[SHORT PROBLEM] Reproduce word for word the part of the passage on manhood that begins with the words containing "True manhood, then, has" and ends with "whole spiritual nature.".

[Start of DOCUMENT EXCERPT]

Men come into life perfect animals. There is very little that culture does in that direction, giving them a little more or a little less use of themselves, as the case may be. That which we mean when we speak of developing manhood in a child, is something more than the development of symmetry of form and power of physical organization. When we speak of the civilization and refinement of the race at large, development does not mean bodily power or bodily skill: it means reason; moral sense; imagination; profounder affection; subtler, purer, sweeter domestic relations. Manhood grows away from bodily conditions, without ever leaving them. The body becomes a socket, and the soul is a lamp in it. And if you look narrowly at what we mean by growth in mankind, whether it be applied to the individual or to the race, you will find that we mean an unfolding which takes a man away from the material toward that which is subtler, more spiritual, existing outside of the ordinary senses, tho acting from them, as something better than bone and muscle, nerve and tissue.
All development, then, is from the animal toward the spiritual and the invisible. This is the public sentiment of mankind even in the lower forms of society. What are considered heroic traits, the things which bring admiration to men, if narrowly examined will be found to be not the things which belong to men as brutes—tho these things may be employed by them as instruments. Even in the cases of such men as Samson and Hercules, who were rude, brute men, it was not their strength that drew admiration to them: it was their heroism; it was their patriotism; it was that which they did by their strength for their kind, and not for themselves. And in lower societies it is courage, it is self-devotion, it is the want of fear, it is the higher form of animal life, that attracts admiration. But as we develop out of barbarous into civilized conditions, we admire men, not because they can lift so much, or throw such heavy weights, or endure such hardships of body. Admiration on these accounts has its place; but higher than these is the power of thought, the power of planning, the power of executing, the power of living at one point so as to comprehend in the effects produced all circuits of time in the future. Thought-power; emotion; moral sense; justice; equity in all its forms; higher manhood, and its branches, which stretch up into the atmosphere and reach nearest to the sun—these are something other than those qualities which develop earliest, and are lowest—nearest to the ground.
True manhood, then, has its ripeness in the higher faculties. Without disdaining the companionship of the body the manhood of man grows away from it—in another direction. There is not simply the ripening of the physical that is in man; but there is, by means of the physical, the ripening of the intellectual, the emotional, the moral, the esthetic life, as well as the whole spiritual nature.

[End of DOCUMENT EXCERPT]
[Start of INFORMATION GIVEN]

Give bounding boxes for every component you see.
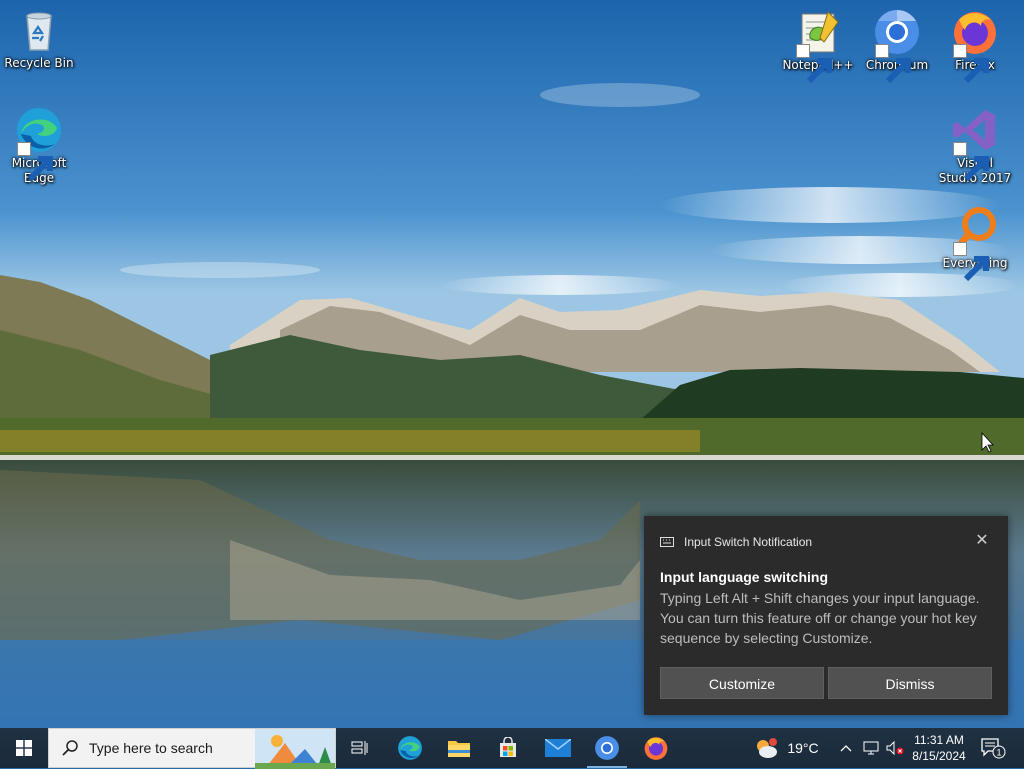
visual-studio-icon bbox=[951, 106, 999, 182]
edge-icon bbox=[15, 106, 63, 182]
task-view-icon bbox=[351, 741, 368, 755]
taskbar-firefox-button[interactable] bbox=[632, 728, 680, 768]
shortcut-arrow-icon bbox=[953, 44, 989, 84]
windows-logo-icon bbox=[16, 740, 32, 756]
clock[interactable]: 11:31 AM 8/15/2024 bbox=[906, 728, 972, 768]
desktop-icon-firefox[interactable]: Firefox bbox=[937, 8, 1013, 84]
firefox-icon bbox=[644, 737, 668, 760]
notepadpp-icon bbox=[794, 8, 842, 84]
folder-icon bbox=[448, 741, 470, 757]
desktop-icon-notepadpp[interactable]: Notepad++ bbox=[780, 8, 856, 84]
desktop-icon-recycle-bin[interactable]: Recycle Bin bbox=[1, 6, 77, 71]
clock-time: 11:31 AM bbox=[914, 733, 964, 747]
taskbar: Type here to search 19°C 11:31 AM 8/15/2… bbox=[0, 728, 1024, 769]
notification-body: Typing Left Alt + Shift changes your inp… bbox=[660, 590, 980, 646]
shortcut-arrow-icon bbox=[953, 242, 989, 282]
weather-temperature[interactable]: 19°C bbox=[783, 728, 823, 768]
search-placeholder: Type here to search bbox=[89, 740, 213, 756]
notification-app-name: Input Switch Notification bbox=[684, 535, 813, 549]
customize-button[interactable]: Customize bbox=[660, 667, 824, 699]
dismiss-button[interactable]: Dismiss bbox=[828, 667, 992, 699]
notification-title: Input language switching bbox=[660, 569, 828, 585]
recycle-bin-icon bbox=[15, 6, 63, 54]
show-hidden-icons-chevron-icon[interactable] bbox=[836, 728, 856, 768]
weather-button[interactable] bbox=[750, 728, 782, 768]
taskbar-file-explorer-button[interactable] bbox=[435, 728, 483, 768]
desktop-icon-microsoft-edge[interactable]: Microsoft Edge bbox=[1, 106, 77, 186]
input-switch-notification: Input Switch Notification ✕ Input langua… bbox=[644, 516, 1008, 715]
volume-muted-icon[interactable] bbox=[884, 728, 906, 768]
mail-icon bbox=[545, 739, 571, 757]
shortcut-arrow-icon bbox=[796, 44, 832, 84]
chromium-icon bbox=[595, 736, 619, 760]
desktop-icon-chromium[interactable]: Chromium bbox=[859, 8, 935, 84]
weather-cloud-sun-icon bbox=[757, 738, 777, 758]
store-icon bbox=[500, 737, 516, 757]
notification-center-icon: 1 bbox=[981, 738, 1006, 759]
keyboard-icon bbox=[660, 537, 674, 547]
task-view-button[interactable] bbox=[336, 728, 384, 768]
shortcut-arrow-icon bbox=[875, 44, 911, 84]
search-highlight-camping-icon bbox=[255, 729, 335, 769]
edge-icon bbox=[398, 736, 422, 760]
taskbar-chromium-button[interactable] bbox=[583, 728, 631, 768]
search-icon bbox=[62, 740, 78, 756]
taskbar-mail-button[interactable] bbox=[534, 728, 582, 768]
taskbar-store-button[interactable] bbox=[484, 728, 532, 768]
network-icon[interactable] bbox=[860, 728, 882, 768]
notification-count-badge: 1 bbox=[996, 748, 1001, 758]
chromium-icon bbox=[873, 8, 921, 84]
taskbar-edge-button[interactable] bbox=[386, 728, 434, 768]
desktop-icon-label: Recycle Bin bbox=[4, 56, 74, 70]
shortcut-arrow-icon bbox=[17, 142, 53, 182]
notification-header: Input Switch Notification bbox=[660, 535, 812, 549]
desktop-icon-everything[interactable]: Everything bbox=[937, 206, 1013, 282]
search-input[interactable]: Type here to search bbox=[48, 728, 336, 769]
start-button[interactable] bbox=[0, 728, 48, 768]
everything-icon bbox=[951, 206, 999, 282]
action-center-button[interactable]: 1 bbox=[978, 728, 1008, 768]
firefox-icon bbox=[951, 8, 999, 84]
clock-date: 8/15/2024 bbox=[912, 749, 966, 763]
shortcut-arrow-icon bbox=[953, 142, 989, 182]
desktop-icon-visual-studio[interactable]: Visual Studio 2017 bbox=[937, 106, 1013, 186]
close-icon[interactable]: ✕ bbox=[974, 532, 990, 548]
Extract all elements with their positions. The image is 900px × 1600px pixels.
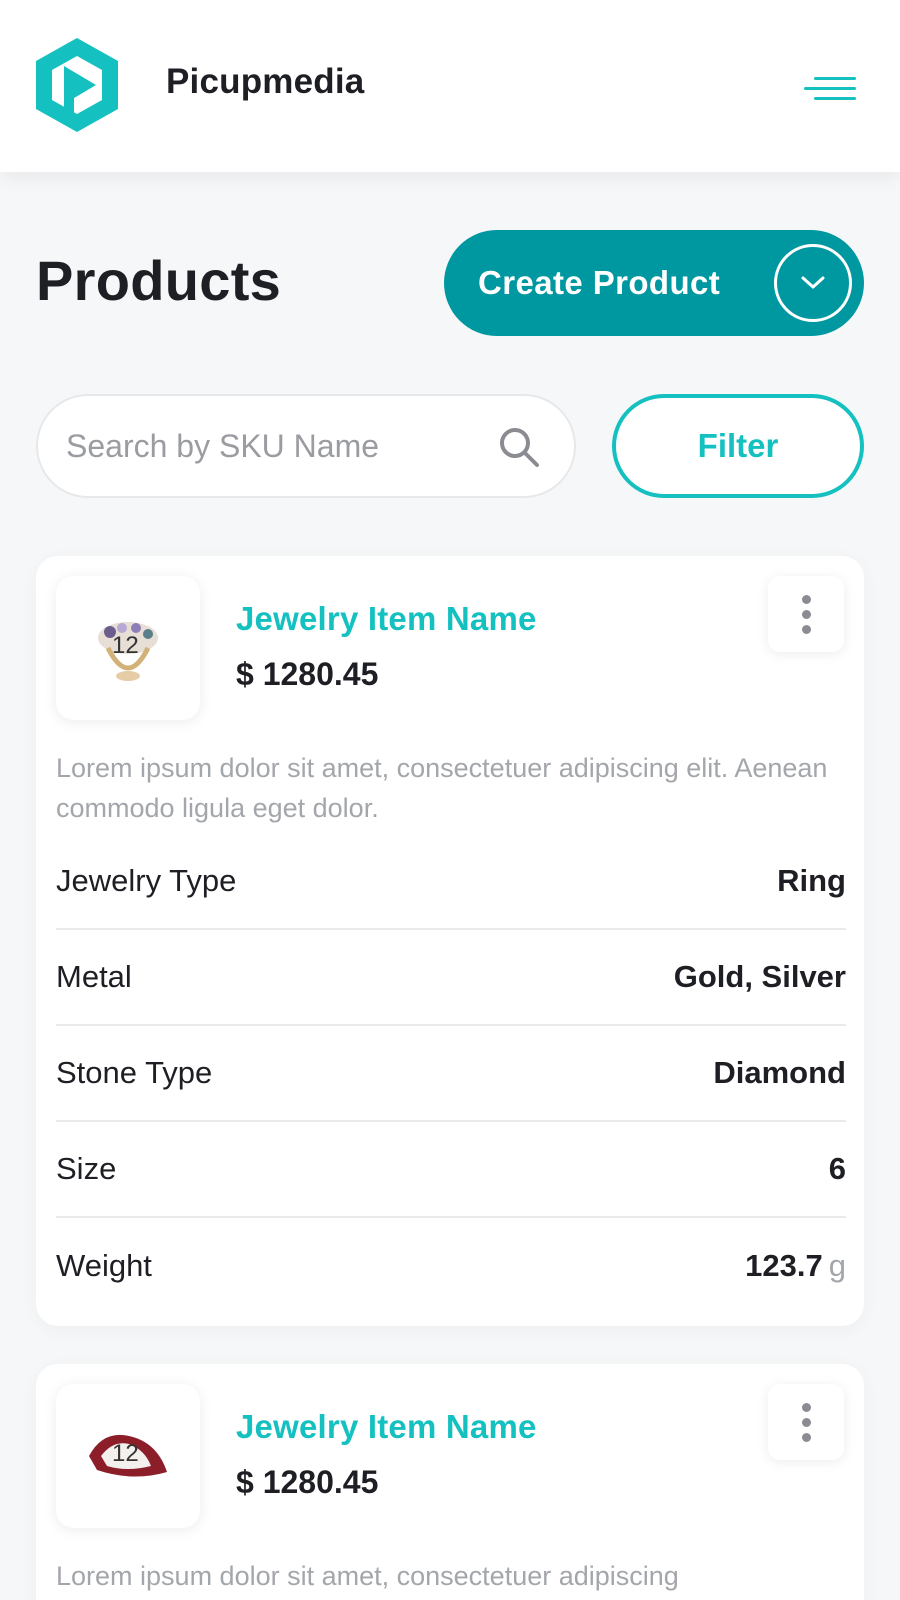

[End of INFORMATION GIVEN]

[SOLUTION TO THIS EXERCISE]
True manhood, then, has its ripeness in the higher faculties. Without disdaining the companionship of the body the manhood of man grows away from it—in another direction. There is not simply the ripening of the physical that is in man; but there is, by means of the physical, the ripening of the intellectual, the emotional, the moral, the esthetic life, as well as the whole spiritual nature.